Exercise objective — Examine the entries and show every line in which the word "What" is found.
━━━━━ Listing ━━━━━
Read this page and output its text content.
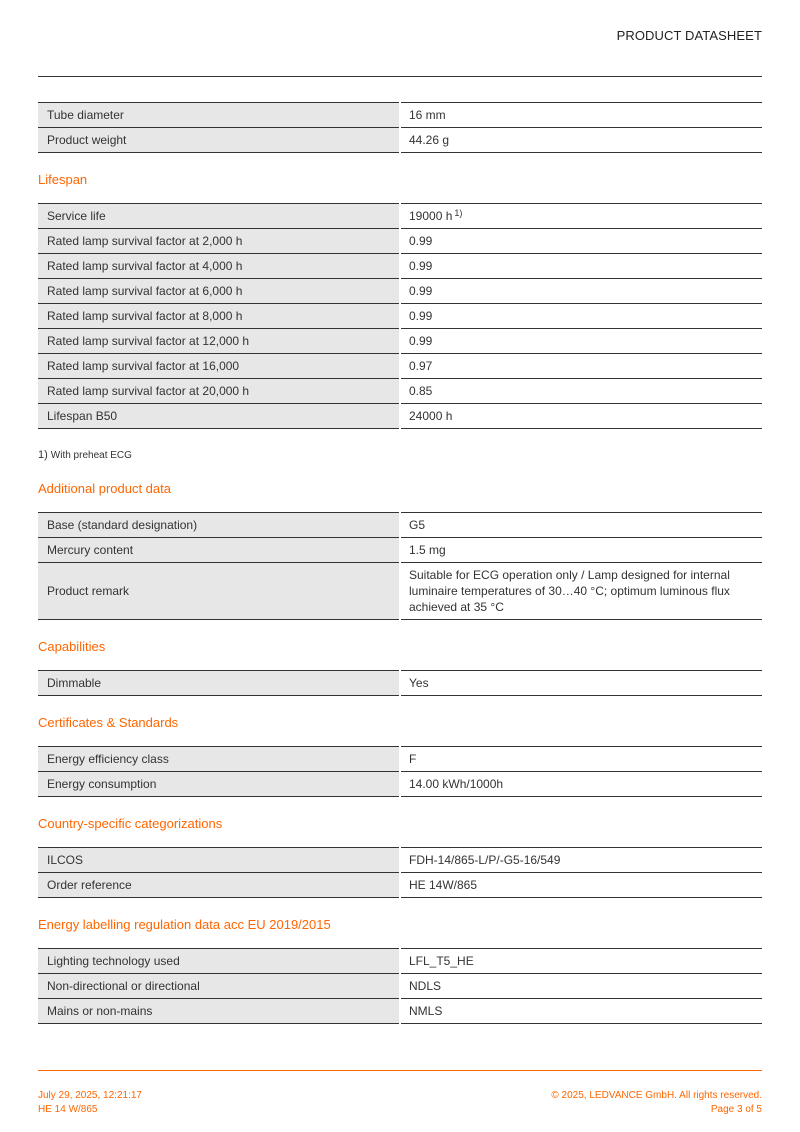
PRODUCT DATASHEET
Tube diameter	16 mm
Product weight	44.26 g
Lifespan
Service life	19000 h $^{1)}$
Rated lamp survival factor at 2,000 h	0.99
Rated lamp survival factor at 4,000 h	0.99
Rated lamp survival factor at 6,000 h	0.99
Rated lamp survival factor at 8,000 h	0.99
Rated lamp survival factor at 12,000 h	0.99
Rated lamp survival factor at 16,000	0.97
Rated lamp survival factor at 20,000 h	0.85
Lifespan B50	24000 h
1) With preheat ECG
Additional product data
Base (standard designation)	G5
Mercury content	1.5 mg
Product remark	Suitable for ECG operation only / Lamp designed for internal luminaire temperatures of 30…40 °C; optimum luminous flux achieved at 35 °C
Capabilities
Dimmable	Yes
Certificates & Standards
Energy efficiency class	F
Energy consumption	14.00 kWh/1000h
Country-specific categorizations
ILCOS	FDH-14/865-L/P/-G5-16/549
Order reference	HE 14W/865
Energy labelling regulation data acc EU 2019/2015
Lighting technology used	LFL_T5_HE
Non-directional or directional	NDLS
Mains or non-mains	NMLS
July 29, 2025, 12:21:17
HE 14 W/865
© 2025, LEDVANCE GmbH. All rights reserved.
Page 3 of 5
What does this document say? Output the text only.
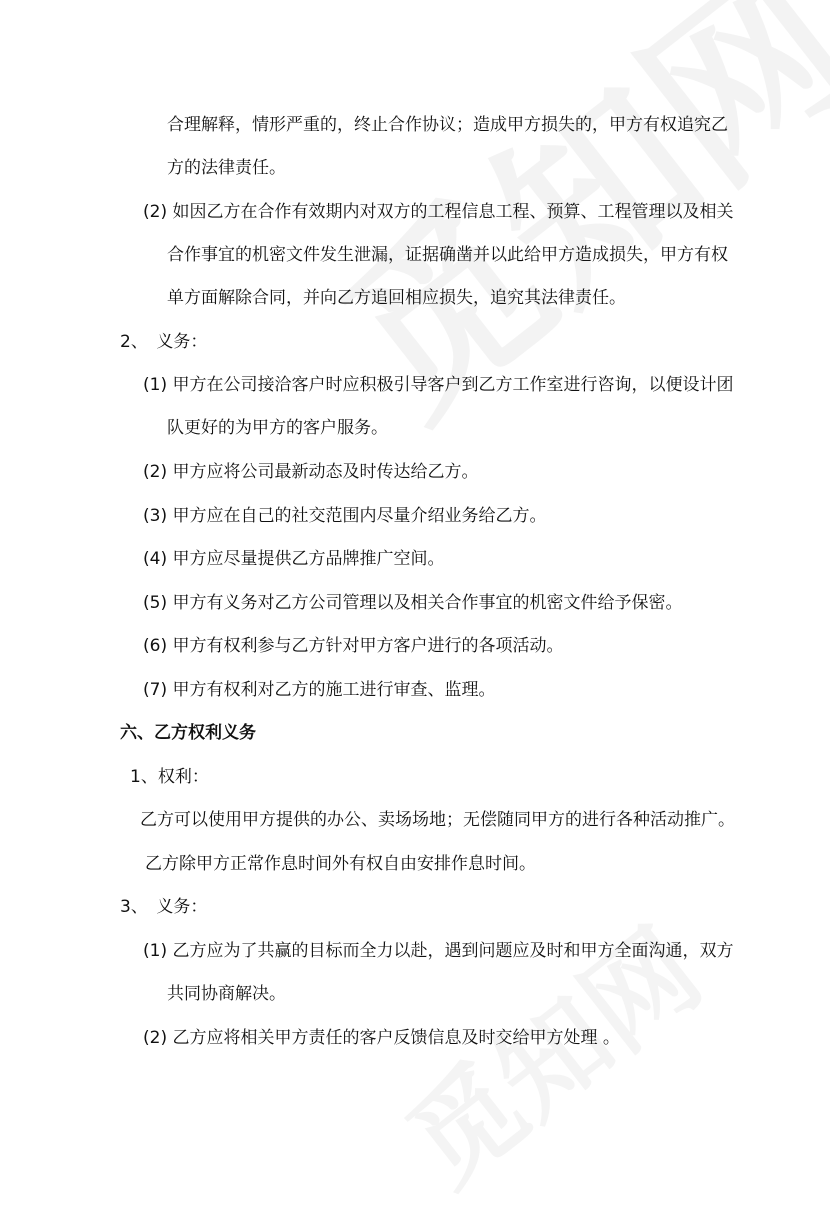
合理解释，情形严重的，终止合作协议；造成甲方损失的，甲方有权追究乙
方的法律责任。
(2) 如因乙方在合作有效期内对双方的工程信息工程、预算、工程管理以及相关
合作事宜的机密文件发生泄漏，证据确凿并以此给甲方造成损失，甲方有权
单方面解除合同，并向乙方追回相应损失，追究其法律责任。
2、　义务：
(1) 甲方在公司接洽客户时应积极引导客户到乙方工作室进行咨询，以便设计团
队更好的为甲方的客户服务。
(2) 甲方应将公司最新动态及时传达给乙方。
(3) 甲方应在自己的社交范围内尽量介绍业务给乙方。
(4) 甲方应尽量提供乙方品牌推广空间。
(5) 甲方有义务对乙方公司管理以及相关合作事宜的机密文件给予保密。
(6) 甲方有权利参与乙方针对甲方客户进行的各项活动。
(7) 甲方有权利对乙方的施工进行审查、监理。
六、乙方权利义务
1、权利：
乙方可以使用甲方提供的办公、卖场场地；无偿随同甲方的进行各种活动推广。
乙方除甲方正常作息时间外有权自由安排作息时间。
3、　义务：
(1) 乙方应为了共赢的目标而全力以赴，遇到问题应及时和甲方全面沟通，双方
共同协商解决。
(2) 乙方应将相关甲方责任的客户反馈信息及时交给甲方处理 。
━━━━━
━━━━━ Listing ━━━━━
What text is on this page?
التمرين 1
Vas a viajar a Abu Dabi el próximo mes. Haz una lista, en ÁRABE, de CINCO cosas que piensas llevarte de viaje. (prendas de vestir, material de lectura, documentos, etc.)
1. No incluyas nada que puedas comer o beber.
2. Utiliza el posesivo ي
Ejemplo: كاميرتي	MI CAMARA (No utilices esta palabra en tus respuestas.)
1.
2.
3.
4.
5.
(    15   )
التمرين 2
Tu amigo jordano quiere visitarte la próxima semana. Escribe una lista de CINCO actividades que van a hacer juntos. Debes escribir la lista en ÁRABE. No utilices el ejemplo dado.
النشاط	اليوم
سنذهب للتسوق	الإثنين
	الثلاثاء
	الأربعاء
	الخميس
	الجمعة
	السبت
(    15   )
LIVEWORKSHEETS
━━━━━
Complete output —
What does this document say? Output the text only.
What text is on this page?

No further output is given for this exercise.